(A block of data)

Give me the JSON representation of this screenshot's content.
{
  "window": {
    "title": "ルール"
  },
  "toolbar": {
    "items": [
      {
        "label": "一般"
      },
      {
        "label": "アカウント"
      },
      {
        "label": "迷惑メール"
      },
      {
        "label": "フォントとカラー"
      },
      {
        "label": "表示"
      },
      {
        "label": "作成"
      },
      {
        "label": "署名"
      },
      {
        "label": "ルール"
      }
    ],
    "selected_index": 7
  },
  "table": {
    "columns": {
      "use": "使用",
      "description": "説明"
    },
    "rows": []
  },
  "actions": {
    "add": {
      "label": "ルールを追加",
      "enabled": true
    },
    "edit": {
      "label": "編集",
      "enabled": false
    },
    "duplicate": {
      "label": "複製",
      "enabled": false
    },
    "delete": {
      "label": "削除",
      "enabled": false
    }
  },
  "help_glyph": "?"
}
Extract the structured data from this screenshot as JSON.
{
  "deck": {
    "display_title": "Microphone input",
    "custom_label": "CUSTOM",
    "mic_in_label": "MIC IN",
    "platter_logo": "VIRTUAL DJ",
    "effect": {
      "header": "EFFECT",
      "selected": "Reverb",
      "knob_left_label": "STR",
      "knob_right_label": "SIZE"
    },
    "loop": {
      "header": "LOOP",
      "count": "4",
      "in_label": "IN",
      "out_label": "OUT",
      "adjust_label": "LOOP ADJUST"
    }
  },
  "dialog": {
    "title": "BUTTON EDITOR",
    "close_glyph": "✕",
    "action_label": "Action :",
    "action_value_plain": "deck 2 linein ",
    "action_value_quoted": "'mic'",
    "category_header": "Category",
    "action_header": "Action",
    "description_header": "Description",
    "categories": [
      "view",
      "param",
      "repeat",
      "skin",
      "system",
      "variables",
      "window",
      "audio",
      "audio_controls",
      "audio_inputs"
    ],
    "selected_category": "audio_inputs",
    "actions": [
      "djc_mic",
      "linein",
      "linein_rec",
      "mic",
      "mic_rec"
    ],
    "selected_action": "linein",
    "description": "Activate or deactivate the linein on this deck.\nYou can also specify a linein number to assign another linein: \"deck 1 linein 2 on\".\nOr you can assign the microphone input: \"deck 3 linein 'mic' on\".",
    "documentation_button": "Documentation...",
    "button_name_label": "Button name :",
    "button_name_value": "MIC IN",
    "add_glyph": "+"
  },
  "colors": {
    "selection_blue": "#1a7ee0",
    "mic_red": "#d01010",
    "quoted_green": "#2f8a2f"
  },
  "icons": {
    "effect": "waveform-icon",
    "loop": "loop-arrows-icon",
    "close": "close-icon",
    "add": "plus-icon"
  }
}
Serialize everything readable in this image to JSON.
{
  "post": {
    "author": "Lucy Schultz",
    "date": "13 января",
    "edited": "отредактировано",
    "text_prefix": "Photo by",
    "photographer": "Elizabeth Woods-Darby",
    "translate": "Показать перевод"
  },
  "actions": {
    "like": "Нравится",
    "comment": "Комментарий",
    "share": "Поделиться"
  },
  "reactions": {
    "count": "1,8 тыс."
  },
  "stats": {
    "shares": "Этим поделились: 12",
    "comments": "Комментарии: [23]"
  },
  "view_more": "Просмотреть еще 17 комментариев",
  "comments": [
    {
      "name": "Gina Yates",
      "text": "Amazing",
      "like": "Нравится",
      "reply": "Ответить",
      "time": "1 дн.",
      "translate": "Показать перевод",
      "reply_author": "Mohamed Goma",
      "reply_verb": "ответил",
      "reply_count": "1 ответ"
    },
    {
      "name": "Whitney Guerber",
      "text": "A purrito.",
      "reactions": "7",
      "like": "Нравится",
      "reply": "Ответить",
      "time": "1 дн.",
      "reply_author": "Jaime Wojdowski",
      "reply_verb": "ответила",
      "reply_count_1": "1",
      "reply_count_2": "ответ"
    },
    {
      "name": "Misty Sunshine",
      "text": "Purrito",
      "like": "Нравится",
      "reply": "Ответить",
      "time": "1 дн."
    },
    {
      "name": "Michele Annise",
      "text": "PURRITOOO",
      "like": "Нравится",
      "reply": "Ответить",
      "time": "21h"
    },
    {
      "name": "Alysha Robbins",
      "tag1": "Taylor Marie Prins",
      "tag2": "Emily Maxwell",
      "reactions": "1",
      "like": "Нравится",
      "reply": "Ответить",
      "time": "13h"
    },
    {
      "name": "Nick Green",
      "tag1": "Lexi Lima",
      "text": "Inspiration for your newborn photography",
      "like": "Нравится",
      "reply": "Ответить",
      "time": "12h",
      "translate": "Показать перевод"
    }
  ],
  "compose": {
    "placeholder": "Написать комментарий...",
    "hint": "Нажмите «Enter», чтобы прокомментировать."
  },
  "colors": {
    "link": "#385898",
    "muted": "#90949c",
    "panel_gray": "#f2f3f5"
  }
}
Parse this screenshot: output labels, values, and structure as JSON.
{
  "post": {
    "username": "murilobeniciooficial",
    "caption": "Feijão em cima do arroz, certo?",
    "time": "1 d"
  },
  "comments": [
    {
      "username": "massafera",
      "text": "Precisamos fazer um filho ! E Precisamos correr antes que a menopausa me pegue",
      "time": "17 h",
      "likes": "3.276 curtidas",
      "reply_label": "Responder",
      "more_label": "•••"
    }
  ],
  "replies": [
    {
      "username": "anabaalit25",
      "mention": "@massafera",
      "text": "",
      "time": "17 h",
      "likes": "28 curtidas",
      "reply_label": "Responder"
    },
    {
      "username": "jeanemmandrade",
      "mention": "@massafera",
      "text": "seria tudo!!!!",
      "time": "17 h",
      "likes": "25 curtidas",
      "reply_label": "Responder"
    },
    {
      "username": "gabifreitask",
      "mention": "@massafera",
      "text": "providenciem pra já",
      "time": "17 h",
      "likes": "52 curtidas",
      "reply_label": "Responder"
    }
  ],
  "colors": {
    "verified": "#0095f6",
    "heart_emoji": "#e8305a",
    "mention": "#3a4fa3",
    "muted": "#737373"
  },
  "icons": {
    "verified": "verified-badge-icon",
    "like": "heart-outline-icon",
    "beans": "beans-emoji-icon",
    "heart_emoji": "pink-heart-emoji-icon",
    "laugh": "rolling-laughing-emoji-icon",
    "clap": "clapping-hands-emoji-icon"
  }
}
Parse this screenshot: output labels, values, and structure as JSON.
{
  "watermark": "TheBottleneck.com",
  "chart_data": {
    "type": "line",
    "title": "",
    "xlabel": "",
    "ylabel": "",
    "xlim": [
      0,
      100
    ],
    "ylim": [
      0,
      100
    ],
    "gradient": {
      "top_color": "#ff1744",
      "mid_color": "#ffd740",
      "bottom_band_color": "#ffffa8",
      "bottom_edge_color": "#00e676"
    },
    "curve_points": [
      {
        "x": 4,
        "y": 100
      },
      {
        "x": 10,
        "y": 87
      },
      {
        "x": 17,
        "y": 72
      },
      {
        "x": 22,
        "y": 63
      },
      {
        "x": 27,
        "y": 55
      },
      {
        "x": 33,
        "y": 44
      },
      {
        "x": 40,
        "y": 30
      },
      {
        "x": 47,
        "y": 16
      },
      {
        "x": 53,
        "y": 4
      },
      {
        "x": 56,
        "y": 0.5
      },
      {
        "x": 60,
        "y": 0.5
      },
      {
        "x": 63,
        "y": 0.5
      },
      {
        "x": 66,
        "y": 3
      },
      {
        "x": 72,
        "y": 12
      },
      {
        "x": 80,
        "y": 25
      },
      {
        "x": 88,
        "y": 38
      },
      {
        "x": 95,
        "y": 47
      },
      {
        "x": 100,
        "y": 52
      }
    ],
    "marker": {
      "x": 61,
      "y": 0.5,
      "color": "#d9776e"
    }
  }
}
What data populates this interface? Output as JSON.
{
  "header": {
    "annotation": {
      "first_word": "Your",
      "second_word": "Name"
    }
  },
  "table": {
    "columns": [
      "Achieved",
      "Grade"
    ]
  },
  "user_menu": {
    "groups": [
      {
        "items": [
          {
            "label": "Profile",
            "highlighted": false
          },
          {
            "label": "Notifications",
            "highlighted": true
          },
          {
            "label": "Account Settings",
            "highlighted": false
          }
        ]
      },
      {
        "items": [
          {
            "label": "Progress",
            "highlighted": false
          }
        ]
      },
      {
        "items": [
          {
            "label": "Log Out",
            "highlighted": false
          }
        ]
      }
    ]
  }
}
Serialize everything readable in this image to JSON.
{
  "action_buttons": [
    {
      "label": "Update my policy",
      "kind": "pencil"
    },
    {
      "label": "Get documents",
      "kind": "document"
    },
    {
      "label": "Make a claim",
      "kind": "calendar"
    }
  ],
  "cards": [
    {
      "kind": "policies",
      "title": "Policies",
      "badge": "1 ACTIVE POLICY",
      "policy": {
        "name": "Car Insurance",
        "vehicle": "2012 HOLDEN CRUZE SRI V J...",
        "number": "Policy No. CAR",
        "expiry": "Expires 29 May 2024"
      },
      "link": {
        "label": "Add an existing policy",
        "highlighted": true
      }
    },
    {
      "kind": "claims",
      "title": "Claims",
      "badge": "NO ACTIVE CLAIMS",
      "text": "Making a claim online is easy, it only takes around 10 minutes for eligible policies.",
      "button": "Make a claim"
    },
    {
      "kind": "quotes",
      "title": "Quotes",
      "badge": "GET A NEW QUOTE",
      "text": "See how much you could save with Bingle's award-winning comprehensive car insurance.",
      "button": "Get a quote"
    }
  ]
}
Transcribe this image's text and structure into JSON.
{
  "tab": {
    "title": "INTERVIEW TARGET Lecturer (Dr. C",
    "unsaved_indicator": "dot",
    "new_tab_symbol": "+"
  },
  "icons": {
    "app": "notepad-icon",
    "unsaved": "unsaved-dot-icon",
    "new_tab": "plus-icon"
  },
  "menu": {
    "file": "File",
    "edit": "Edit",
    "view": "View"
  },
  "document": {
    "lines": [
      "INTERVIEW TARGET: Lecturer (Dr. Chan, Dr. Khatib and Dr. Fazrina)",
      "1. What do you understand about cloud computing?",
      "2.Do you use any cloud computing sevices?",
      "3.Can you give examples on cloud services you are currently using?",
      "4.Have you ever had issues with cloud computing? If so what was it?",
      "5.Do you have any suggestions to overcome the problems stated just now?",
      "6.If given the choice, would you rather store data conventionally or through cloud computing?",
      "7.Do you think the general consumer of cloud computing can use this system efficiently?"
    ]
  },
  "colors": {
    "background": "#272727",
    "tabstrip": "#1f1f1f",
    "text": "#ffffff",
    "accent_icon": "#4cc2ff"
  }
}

[WHAT IS NEEDED]
Reproduce only the lines between the line containing "Transcribe this image's" and the last line of the records, those two lines included, exactly.

[SOLUTION TO THIS EXERCISE]
Transcribe this image's text and structure into JSON.
{
  "tab": {
    "title": "INTERVIEW TARGET Lecturer (Dr. C",
    "unsaved_indicator": "dot",
    "new_tab_symbol": "+"
  },
  "icons": {
    "app": "notepad-icon",
    "unsaved": "unsaved-dot-icon",
    "new_tab": "plus-icon"
  },
  "menu": {
    "file": "File",
    "edit": "Edit",
    "view": "View"
  },
  "document": {
    "lines": [
      "INTERVIEW TARGET: Lecturer (Dr. Chan, Dr. Khatib and Dr. Fazrina)",
      "1. What do you understand about cloud computing?",
      "2.Do you use any cloud computing sevices?",
      "3.Can you give examples on cloud services you are currently using?",
      "4.Have you ever had issues with cloud computing? If so what was it?",
      "5.Do you have any suggestions to overcome the problems stated just now?",
      "6.If given the choice, would you rather store data conventionally or through cloud computing?",
      "7.Do you think the general consumer of cloud computing can use this system efficiently?"
    ]
  },
  "colors": {
    "background": "#272727",
    "tabstrip": "#1f1f1f",
    "text": "#ffffff",
    "accent_icon": "#4cc2ff"
  }
}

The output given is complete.